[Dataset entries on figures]
═══

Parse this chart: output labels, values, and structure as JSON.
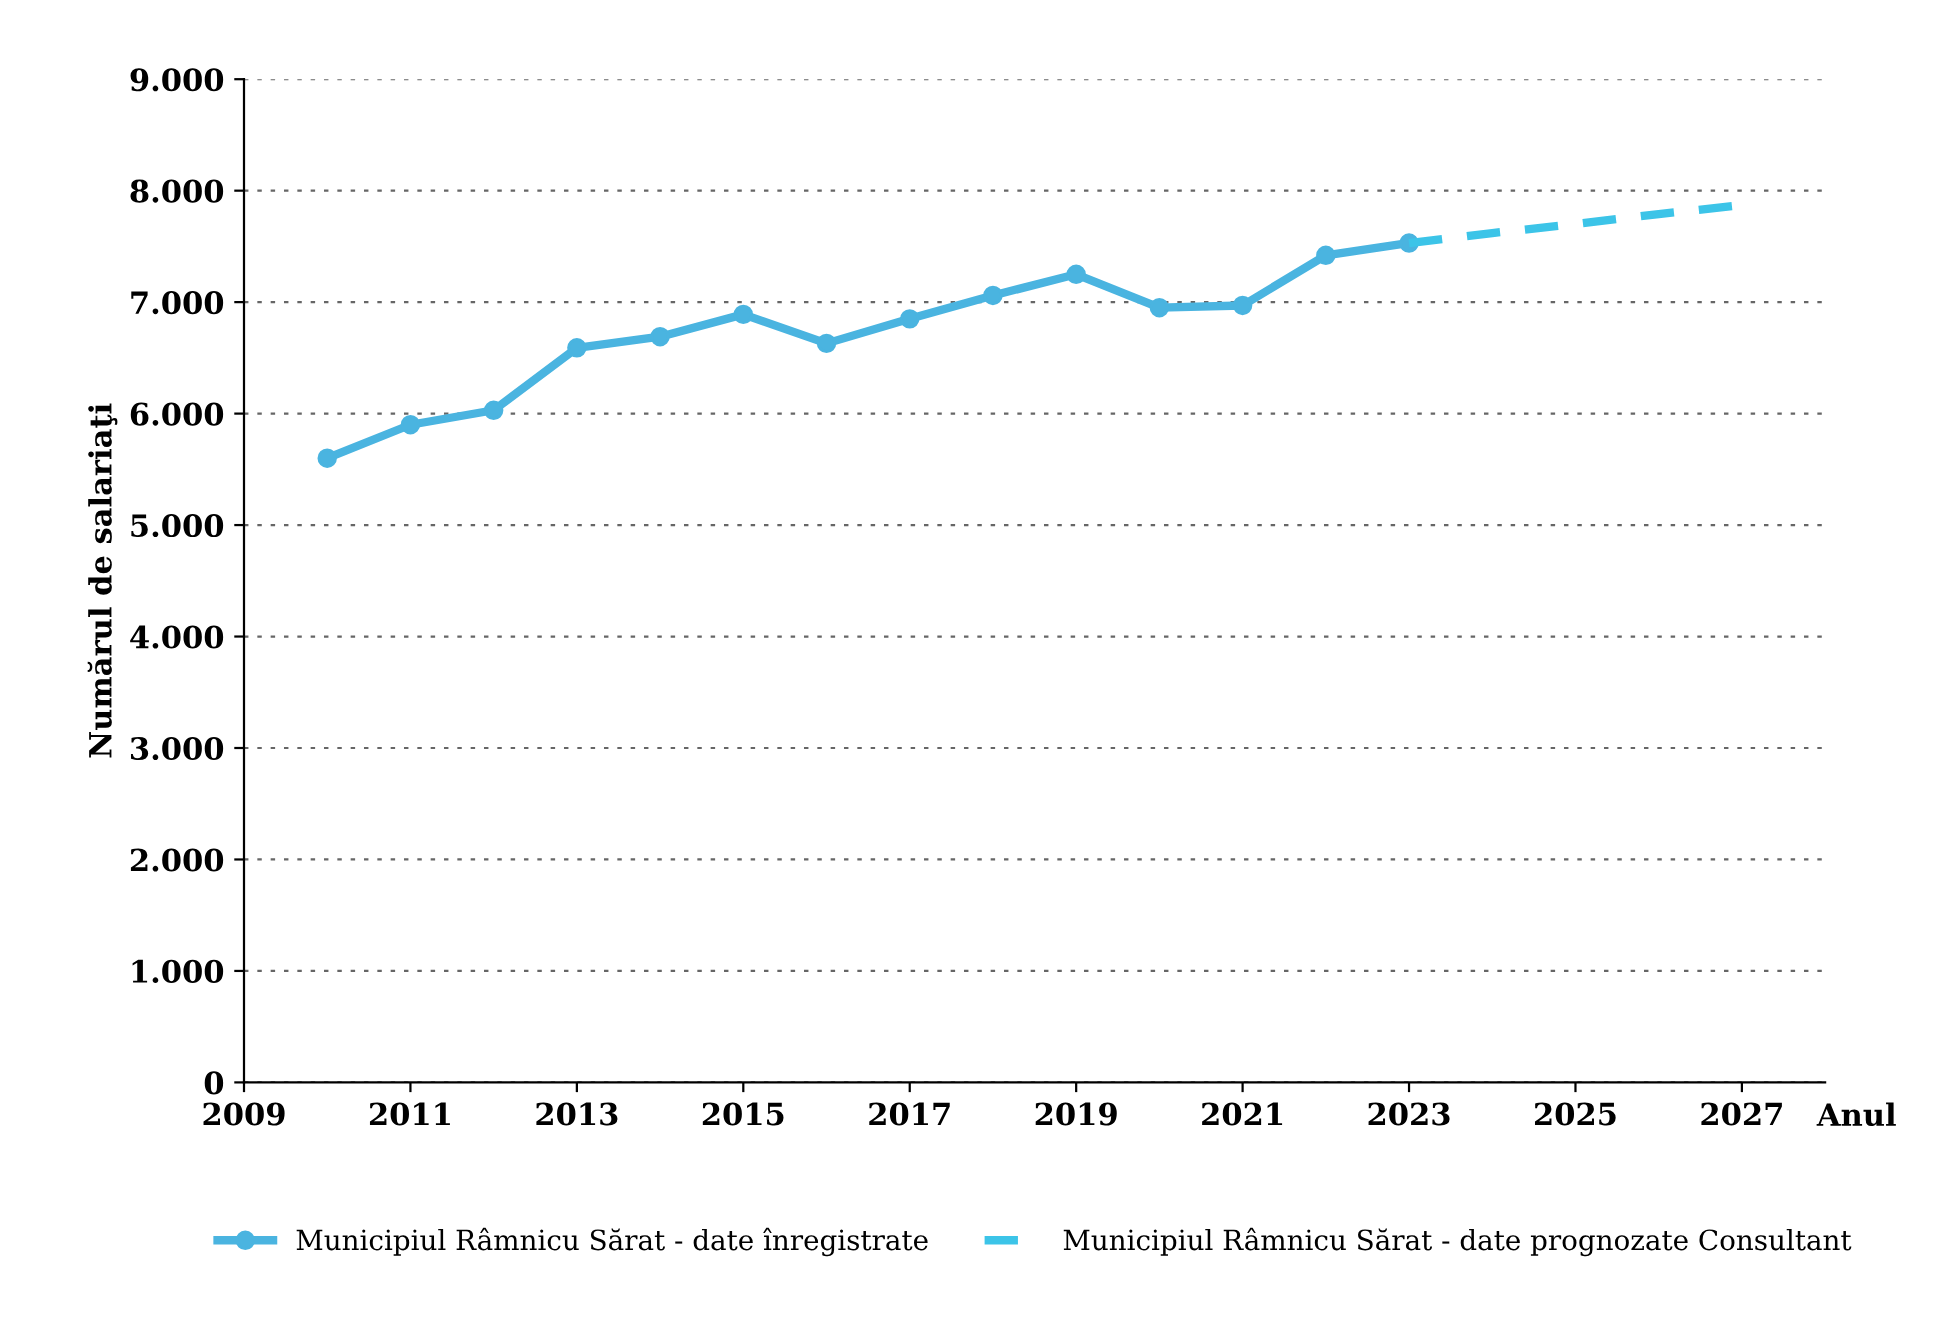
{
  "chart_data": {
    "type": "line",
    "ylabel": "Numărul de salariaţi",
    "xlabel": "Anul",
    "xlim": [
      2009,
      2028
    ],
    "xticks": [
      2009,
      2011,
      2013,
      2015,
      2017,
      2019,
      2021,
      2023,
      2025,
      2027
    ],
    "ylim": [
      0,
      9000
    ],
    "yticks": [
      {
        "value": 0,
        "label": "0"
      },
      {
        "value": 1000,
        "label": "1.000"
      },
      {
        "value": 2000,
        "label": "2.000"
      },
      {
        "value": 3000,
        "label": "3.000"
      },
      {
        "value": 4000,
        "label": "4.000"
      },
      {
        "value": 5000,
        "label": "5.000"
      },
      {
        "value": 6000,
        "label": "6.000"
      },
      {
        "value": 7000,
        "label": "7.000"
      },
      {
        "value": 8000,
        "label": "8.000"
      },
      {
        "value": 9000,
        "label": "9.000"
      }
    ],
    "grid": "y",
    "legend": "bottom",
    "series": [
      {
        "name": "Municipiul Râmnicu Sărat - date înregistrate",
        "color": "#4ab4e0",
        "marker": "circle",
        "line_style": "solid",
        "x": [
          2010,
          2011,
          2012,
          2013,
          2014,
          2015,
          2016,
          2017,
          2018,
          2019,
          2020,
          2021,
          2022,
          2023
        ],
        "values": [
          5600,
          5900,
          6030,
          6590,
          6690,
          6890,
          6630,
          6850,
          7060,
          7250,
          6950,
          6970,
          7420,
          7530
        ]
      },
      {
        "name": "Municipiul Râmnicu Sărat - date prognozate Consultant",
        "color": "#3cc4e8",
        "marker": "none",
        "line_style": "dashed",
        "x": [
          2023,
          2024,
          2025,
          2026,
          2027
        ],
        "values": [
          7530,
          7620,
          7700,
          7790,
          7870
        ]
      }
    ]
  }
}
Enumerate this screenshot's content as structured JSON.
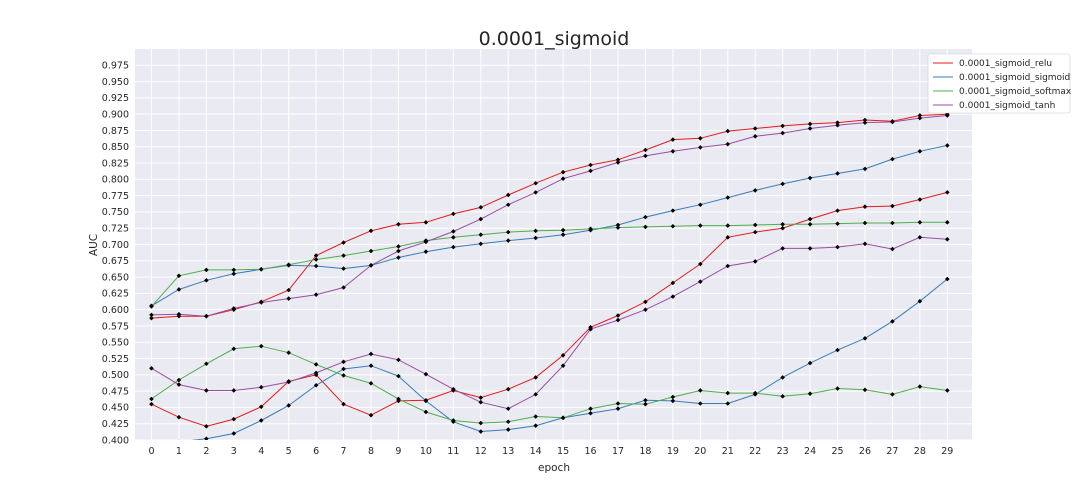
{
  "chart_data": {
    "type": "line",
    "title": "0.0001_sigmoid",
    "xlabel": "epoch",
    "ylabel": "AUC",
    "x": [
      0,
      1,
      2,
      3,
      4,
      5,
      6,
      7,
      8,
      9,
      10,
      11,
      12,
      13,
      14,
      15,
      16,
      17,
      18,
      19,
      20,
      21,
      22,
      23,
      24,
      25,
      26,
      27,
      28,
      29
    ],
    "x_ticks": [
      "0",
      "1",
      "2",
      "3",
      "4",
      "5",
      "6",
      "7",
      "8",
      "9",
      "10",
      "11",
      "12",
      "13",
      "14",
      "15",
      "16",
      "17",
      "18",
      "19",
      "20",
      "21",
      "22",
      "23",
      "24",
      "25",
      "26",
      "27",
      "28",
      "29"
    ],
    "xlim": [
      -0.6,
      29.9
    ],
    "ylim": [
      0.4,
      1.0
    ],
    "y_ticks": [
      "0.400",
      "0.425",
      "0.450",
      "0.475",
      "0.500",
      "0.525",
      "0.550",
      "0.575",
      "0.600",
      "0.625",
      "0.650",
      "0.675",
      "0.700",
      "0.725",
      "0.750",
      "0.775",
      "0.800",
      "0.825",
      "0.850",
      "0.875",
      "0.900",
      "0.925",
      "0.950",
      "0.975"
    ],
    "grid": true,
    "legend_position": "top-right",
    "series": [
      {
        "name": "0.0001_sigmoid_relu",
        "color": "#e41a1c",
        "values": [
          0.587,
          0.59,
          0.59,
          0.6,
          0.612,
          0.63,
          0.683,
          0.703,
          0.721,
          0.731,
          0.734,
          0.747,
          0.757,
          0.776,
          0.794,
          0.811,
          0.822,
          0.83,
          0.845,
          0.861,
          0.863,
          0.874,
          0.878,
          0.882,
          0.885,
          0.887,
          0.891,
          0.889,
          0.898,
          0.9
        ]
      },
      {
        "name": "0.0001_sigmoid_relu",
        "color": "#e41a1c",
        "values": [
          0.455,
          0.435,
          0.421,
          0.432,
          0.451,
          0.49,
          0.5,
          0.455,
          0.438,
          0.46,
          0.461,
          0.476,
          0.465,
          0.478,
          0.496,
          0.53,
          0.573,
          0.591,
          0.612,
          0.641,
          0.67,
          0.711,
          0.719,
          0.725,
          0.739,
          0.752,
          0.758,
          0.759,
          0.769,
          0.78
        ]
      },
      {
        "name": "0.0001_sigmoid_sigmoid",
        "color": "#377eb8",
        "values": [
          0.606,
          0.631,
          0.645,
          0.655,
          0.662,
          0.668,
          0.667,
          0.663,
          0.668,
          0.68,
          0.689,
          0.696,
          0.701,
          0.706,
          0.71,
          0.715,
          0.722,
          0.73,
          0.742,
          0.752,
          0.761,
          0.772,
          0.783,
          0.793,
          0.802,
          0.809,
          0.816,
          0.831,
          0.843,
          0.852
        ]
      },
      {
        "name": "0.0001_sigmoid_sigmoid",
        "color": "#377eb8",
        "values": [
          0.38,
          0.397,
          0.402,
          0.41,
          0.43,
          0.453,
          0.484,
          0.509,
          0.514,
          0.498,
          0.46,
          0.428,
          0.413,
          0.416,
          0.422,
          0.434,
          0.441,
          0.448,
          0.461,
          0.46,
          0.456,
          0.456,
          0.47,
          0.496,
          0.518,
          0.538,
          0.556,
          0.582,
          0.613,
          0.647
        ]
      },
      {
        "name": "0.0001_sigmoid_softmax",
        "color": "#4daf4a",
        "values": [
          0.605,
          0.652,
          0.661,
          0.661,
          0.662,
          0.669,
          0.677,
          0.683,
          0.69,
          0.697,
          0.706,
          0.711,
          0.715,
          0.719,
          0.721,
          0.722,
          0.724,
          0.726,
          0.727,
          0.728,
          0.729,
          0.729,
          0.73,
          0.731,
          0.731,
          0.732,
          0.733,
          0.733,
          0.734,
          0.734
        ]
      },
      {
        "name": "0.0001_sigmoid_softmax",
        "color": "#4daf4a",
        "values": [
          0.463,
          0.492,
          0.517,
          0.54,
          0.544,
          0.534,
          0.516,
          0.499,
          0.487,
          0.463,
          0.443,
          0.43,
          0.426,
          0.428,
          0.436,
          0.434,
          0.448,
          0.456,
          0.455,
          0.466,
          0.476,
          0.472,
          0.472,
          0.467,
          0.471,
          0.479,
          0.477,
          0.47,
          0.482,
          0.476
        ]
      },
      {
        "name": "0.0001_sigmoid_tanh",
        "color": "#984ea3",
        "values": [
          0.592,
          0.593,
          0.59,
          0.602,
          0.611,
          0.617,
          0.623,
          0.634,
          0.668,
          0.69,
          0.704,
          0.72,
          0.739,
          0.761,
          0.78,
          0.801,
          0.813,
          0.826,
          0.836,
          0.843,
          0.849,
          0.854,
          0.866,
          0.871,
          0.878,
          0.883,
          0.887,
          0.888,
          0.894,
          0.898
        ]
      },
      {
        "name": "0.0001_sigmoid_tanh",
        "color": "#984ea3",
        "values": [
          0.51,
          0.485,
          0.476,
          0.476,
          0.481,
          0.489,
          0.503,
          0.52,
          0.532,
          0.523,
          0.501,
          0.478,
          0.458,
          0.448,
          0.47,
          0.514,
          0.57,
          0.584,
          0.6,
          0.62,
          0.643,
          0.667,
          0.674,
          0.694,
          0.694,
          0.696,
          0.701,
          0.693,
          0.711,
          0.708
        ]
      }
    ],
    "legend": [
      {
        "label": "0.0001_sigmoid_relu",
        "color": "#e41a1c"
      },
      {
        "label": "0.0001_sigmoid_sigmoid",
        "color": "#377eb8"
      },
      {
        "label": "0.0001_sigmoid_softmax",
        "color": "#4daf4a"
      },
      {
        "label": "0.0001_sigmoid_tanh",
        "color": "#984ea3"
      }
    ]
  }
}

═══

▶ AIM:
Look over the listing. Pull out every line with the string "this" in it.

▶ REPLY:
Parse this chart: output labels, values, and structure as JSON.
Enumerate this screenshot's content as structured JSON.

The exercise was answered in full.